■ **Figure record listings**
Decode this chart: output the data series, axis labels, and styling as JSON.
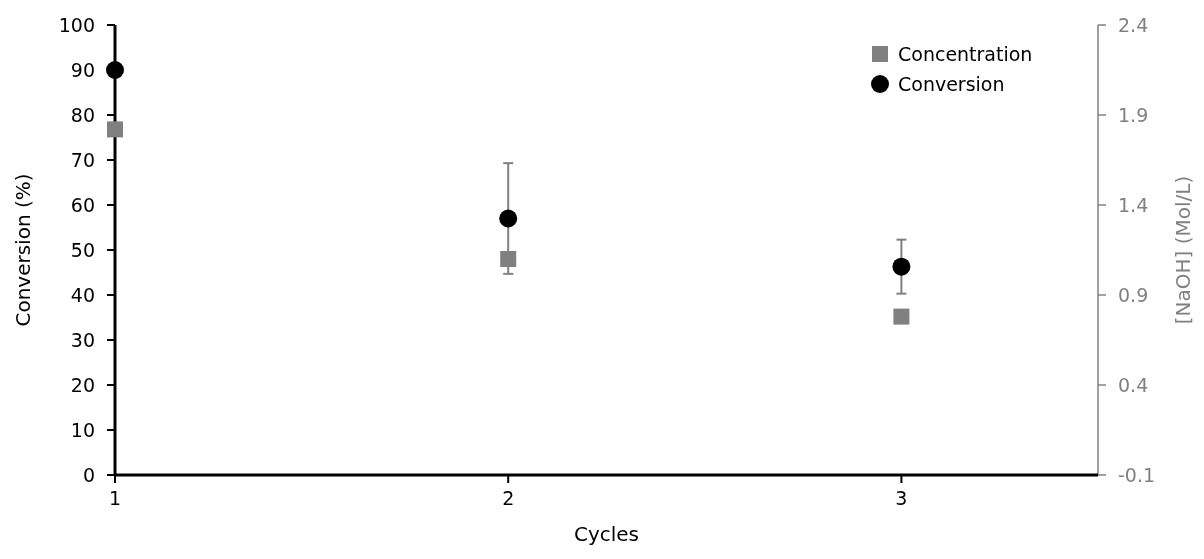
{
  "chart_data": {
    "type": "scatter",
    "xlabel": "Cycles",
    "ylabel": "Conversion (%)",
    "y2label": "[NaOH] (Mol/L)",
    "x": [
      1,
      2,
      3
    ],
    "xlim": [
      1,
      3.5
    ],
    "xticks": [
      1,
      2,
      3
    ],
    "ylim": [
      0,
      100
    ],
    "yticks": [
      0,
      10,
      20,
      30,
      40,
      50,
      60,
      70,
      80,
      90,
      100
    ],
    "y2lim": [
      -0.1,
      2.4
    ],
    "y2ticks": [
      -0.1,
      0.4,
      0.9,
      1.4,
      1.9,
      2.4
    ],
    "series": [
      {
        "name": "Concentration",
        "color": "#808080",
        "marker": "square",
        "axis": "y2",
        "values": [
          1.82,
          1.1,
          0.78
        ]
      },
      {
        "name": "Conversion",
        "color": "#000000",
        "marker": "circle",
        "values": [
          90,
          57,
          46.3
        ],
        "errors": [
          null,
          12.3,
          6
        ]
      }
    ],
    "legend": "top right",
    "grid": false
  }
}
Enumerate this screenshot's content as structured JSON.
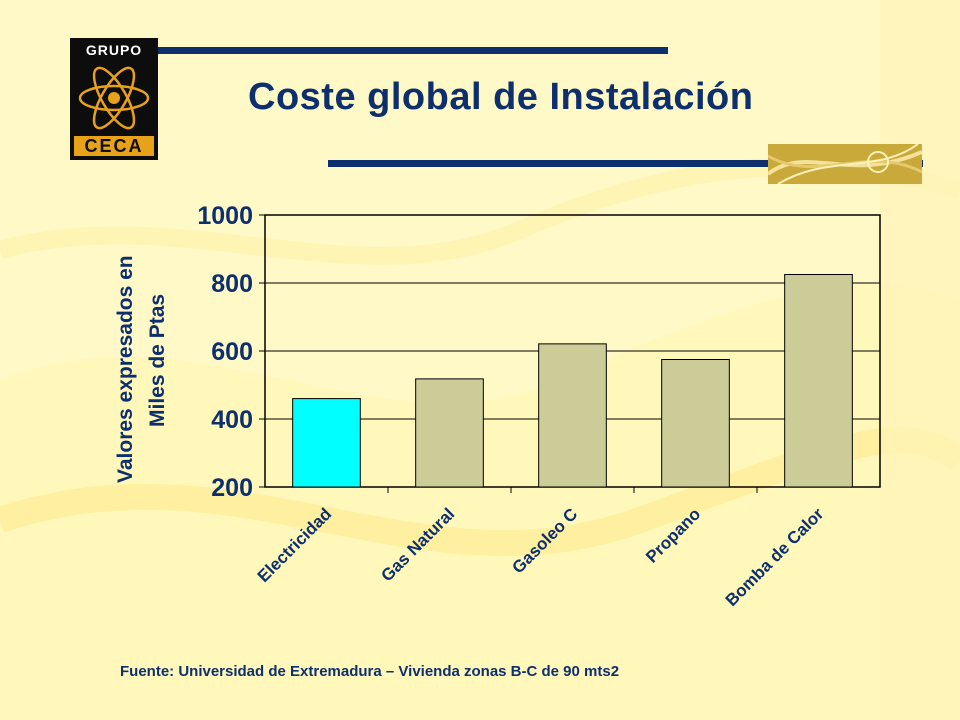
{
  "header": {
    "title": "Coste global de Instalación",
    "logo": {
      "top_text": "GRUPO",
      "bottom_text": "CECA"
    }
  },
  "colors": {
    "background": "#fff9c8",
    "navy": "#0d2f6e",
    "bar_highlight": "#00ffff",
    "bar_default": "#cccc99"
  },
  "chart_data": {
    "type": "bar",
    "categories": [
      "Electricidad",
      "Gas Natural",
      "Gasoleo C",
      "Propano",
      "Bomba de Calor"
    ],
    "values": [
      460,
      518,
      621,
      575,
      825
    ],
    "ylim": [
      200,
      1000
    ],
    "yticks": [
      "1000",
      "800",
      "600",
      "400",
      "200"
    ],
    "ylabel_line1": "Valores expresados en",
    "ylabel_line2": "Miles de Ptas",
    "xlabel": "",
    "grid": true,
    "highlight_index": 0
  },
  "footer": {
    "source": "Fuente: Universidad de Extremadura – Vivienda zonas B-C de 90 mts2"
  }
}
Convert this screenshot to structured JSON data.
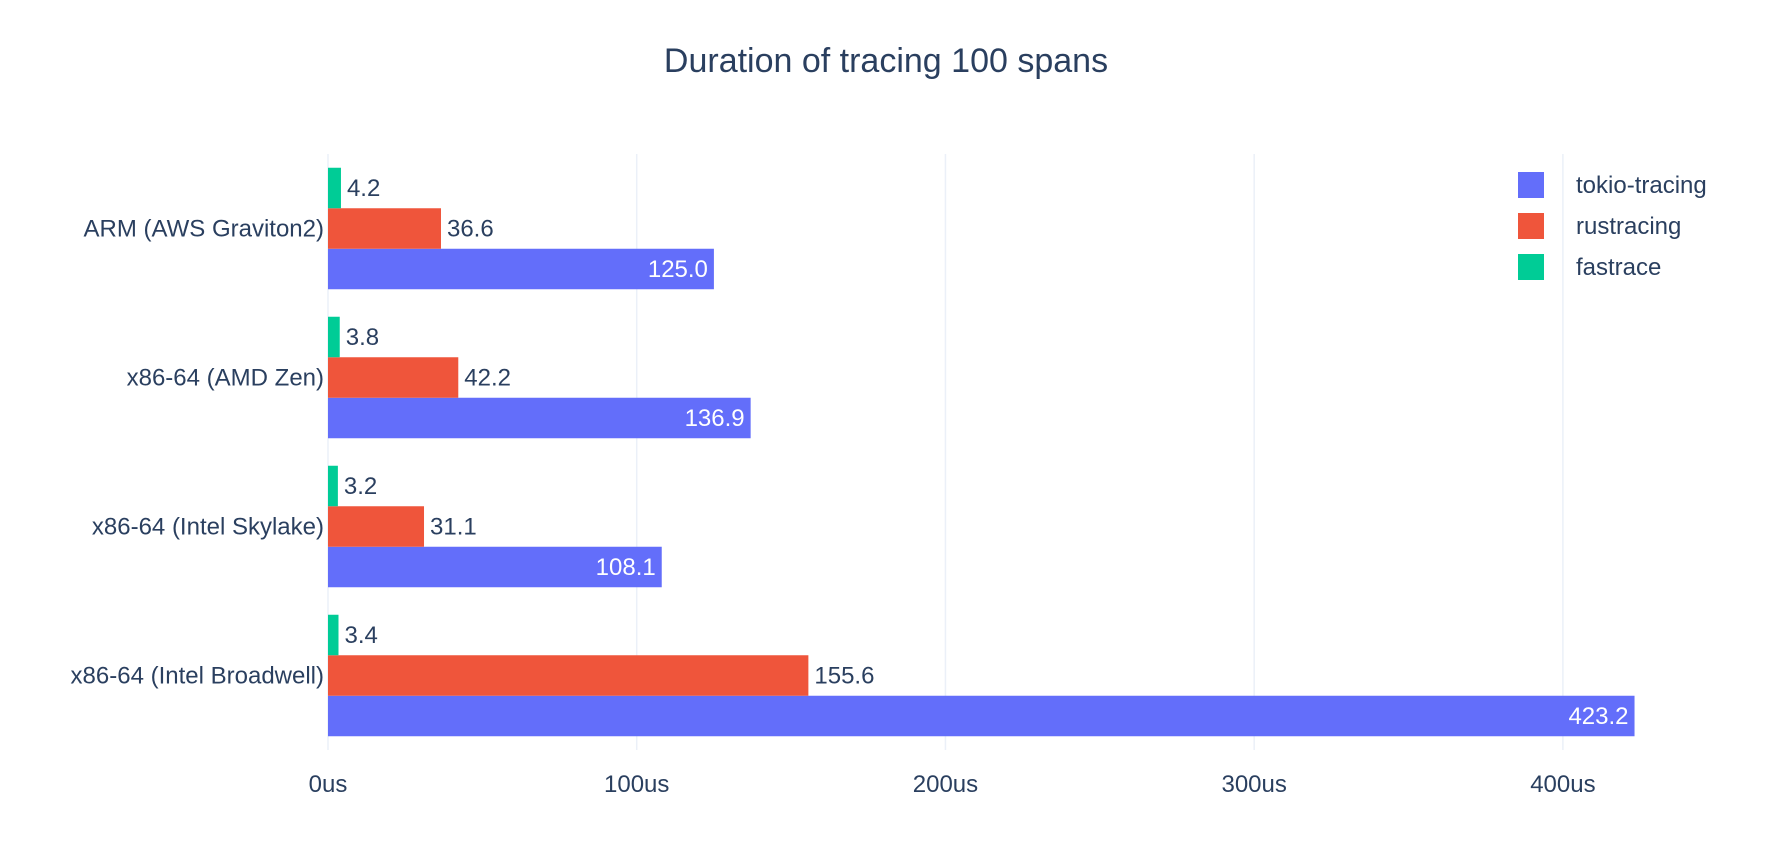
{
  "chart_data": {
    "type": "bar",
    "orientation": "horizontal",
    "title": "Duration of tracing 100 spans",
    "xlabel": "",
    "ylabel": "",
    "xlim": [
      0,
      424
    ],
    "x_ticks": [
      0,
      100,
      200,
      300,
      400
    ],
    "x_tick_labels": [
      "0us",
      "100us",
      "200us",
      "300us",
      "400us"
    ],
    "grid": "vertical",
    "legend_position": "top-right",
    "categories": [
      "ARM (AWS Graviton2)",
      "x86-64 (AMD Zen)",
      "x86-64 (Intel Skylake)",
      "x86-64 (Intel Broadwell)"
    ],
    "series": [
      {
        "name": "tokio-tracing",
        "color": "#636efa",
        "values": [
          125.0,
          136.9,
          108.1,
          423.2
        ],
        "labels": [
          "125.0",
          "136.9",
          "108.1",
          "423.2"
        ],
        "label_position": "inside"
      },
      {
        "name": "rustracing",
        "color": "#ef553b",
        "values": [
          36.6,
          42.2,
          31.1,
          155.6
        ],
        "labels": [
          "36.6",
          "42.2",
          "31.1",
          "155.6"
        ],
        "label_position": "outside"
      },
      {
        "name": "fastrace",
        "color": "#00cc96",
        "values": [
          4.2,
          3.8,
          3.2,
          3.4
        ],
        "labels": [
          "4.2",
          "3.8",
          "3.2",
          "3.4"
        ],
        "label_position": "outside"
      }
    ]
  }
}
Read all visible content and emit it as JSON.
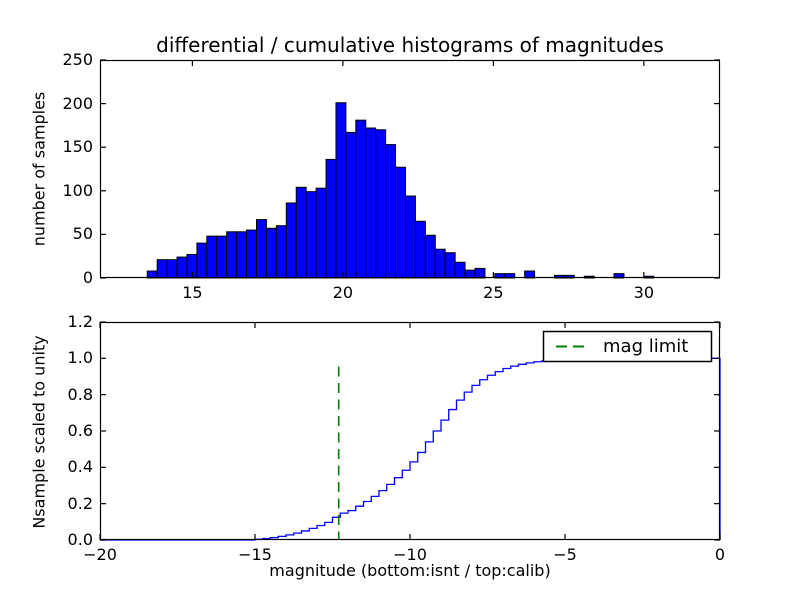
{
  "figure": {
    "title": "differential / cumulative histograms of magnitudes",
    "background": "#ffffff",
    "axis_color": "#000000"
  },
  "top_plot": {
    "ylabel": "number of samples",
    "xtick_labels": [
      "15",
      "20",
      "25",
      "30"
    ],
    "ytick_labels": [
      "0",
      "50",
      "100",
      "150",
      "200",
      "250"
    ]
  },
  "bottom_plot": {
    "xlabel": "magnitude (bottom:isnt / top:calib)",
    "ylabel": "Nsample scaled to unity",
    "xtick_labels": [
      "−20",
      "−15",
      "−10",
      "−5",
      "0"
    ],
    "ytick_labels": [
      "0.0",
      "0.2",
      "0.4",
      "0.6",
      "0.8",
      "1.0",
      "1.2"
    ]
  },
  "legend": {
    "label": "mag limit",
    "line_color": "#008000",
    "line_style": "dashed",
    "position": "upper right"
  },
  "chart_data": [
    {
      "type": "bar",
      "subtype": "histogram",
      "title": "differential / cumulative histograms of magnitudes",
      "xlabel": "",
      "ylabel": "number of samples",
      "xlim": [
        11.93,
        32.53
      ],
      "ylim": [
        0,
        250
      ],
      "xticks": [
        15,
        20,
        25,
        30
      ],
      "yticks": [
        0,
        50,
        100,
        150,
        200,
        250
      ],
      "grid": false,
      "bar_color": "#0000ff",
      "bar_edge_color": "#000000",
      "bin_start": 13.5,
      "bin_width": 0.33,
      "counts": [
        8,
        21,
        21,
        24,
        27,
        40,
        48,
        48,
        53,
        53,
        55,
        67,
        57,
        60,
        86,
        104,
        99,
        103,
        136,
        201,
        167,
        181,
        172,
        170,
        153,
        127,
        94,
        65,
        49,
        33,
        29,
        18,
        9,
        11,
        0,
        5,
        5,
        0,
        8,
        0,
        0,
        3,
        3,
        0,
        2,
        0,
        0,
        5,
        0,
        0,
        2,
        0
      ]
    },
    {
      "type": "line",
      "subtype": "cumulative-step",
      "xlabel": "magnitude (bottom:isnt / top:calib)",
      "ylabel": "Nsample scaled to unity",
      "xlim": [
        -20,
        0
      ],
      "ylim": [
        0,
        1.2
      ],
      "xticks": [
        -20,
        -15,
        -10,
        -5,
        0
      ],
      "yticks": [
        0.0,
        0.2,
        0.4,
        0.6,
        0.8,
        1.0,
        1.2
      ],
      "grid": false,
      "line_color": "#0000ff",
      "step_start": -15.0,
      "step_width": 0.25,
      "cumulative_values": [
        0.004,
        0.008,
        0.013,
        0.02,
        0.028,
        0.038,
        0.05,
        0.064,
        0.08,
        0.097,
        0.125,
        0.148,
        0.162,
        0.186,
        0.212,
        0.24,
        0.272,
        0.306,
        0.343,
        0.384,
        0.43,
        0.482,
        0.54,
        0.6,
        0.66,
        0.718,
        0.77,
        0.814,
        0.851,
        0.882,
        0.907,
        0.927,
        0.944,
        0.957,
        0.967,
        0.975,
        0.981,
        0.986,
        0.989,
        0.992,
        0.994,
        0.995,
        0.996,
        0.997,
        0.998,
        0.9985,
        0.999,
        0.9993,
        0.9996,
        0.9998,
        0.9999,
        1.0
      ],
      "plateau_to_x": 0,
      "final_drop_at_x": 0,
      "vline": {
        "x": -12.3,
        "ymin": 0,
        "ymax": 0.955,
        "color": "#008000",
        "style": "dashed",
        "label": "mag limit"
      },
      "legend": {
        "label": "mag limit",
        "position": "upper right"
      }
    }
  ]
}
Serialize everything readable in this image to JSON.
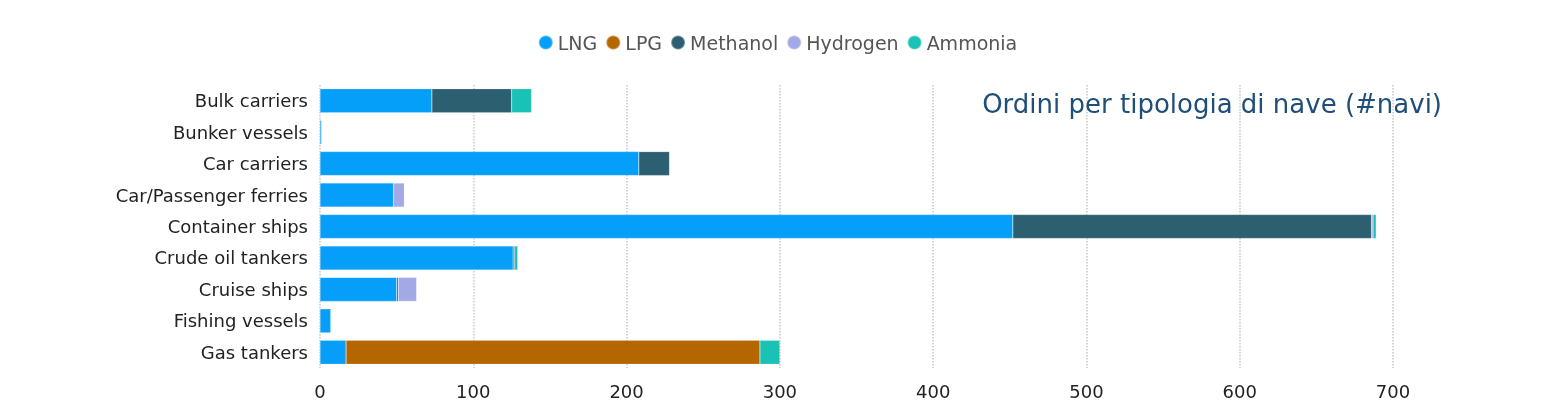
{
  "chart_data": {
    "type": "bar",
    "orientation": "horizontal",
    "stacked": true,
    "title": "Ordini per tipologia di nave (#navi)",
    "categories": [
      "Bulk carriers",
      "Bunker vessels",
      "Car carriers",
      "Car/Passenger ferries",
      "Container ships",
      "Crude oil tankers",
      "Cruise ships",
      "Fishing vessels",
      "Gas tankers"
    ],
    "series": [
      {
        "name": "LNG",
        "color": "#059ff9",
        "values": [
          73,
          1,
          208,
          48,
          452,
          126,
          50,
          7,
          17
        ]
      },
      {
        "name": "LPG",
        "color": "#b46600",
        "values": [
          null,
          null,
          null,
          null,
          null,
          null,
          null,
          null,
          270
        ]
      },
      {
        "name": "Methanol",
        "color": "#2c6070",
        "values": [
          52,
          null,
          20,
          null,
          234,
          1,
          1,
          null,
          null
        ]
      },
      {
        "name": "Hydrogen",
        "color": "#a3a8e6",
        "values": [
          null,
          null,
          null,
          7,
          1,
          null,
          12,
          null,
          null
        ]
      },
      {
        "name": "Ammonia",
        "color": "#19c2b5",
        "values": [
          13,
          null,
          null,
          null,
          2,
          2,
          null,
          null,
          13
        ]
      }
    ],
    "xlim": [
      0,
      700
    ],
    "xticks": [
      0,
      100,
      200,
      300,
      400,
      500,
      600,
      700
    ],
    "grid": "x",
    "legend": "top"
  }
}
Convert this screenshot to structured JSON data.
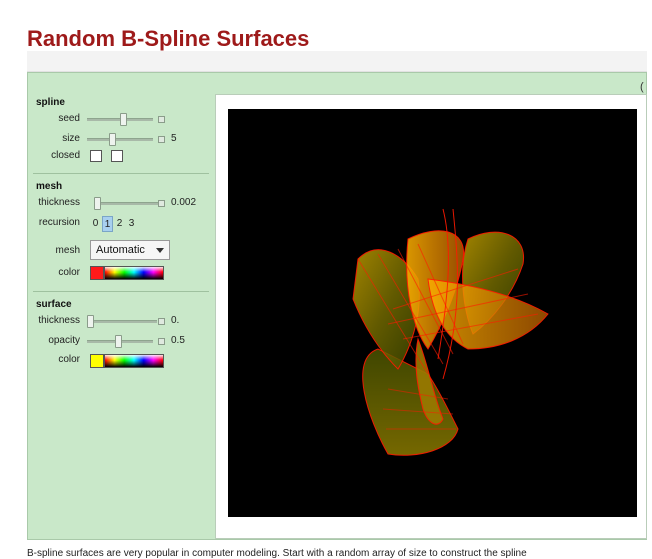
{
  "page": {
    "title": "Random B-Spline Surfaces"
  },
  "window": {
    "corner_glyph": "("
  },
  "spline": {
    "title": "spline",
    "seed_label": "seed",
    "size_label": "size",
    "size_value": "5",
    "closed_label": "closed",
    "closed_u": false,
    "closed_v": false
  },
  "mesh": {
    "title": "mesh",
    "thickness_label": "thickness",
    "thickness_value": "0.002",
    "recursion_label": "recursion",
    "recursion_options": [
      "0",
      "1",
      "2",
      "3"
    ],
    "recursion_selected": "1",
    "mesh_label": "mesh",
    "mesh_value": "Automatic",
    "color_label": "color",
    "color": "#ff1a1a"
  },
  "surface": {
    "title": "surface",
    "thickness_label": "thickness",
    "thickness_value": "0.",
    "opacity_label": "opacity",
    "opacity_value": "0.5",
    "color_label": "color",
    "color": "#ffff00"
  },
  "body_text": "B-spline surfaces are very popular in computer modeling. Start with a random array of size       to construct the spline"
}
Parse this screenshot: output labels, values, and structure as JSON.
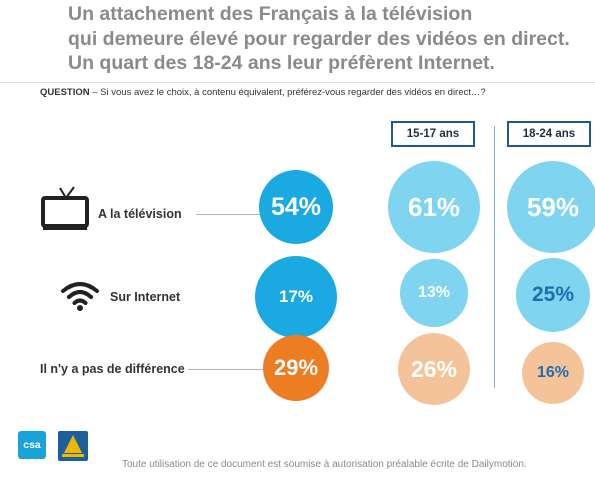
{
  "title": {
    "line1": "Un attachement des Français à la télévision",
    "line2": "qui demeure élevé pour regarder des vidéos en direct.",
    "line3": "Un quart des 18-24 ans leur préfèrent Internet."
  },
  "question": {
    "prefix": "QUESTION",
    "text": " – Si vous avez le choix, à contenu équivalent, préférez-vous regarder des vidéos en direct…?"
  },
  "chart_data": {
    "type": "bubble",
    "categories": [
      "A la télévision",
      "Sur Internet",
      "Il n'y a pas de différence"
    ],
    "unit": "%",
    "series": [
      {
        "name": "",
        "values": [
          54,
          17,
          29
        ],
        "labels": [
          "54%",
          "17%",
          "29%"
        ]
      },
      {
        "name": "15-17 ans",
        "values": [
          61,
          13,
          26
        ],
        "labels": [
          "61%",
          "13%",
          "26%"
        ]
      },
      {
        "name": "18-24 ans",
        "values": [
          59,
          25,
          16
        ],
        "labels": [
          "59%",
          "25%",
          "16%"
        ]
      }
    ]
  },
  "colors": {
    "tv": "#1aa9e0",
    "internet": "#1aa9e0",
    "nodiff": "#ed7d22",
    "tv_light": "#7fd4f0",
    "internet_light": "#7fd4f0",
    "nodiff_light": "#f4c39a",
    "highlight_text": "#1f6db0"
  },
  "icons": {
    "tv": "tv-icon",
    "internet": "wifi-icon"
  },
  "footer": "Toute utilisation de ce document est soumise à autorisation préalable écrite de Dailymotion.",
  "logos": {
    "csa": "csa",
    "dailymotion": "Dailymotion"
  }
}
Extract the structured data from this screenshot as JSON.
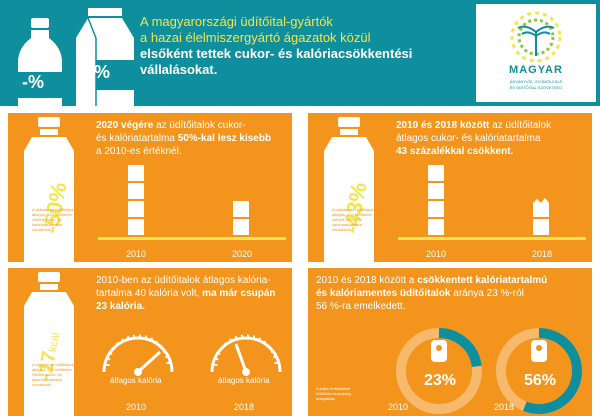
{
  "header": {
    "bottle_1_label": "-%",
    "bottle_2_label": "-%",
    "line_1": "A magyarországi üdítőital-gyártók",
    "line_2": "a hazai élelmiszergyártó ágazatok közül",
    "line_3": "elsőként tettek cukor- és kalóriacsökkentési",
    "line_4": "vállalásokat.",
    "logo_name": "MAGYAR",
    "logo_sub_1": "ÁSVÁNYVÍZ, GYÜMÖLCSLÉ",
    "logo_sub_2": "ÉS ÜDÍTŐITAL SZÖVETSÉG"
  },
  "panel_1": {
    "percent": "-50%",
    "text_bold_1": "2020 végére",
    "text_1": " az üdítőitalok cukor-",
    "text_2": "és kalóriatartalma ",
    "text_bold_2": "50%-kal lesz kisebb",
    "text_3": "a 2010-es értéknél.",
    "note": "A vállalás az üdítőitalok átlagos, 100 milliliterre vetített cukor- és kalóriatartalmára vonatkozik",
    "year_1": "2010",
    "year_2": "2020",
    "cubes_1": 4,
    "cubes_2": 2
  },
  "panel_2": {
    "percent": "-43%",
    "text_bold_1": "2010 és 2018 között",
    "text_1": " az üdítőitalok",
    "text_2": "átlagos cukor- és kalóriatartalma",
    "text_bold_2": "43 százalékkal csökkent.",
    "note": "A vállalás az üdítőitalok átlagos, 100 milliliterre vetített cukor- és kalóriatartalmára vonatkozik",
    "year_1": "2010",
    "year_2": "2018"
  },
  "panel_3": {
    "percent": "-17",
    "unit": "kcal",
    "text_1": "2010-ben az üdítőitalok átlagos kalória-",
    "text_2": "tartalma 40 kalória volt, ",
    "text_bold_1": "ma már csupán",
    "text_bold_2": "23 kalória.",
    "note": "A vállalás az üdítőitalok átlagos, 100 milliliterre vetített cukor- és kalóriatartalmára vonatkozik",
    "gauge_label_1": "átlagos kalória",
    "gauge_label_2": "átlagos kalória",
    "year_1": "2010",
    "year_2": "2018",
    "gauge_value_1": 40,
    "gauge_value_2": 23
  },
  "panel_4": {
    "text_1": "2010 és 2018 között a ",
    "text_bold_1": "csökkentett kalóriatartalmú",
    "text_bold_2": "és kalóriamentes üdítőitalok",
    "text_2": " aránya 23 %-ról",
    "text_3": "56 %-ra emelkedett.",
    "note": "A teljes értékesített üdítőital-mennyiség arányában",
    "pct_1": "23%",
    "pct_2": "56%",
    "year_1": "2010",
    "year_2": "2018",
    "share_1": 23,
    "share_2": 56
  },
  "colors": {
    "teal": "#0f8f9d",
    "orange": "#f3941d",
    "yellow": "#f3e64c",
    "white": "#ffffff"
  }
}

■ **AIM**
Scan the data for the word "Intel" and copy every line where it shows up.

■ **ANSWER FOR THE TASK**
      "x86-64 (Intel Skylake)",
      "x86-64 (Intel Broadwell)"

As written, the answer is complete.